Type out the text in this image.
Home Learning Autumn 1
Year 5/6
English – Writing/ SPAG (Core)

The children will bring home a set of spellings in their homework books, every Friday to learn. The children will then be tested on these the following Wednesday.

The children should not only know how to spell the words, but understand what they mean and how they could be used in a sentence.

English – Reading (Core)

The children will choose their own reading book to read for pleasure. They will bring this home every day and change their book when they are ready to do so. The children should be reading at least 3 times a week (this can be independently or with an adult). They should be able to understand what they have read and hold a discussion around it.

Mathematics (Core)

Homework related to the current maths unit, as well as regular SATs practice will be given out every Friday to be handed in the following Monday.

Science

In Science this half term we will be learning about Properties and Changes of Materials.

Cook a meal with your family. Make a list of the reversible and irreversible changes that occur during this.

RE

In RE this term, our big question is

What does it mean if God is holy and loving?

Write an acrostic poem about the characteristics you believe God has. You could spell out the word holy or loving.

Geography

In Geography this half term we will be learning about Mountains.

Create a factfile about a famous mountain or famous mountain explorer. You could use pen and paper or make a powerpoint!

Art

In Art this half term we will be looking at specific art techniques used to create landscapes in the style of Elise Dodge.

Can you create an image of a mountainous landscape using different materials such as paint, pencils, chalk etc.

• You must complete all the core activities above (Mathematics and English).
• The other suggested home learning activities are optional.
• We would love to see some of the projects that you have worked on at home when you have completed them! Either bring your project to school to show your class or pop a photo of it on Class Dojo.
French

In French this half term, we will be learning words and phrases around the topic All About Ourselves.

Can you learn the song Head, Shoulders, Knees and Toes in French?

WHAT YOU NEED TO DO:
Report how many lines in the entries hold the string "term". Nothing but the number is wanted.

RESPONSE:
5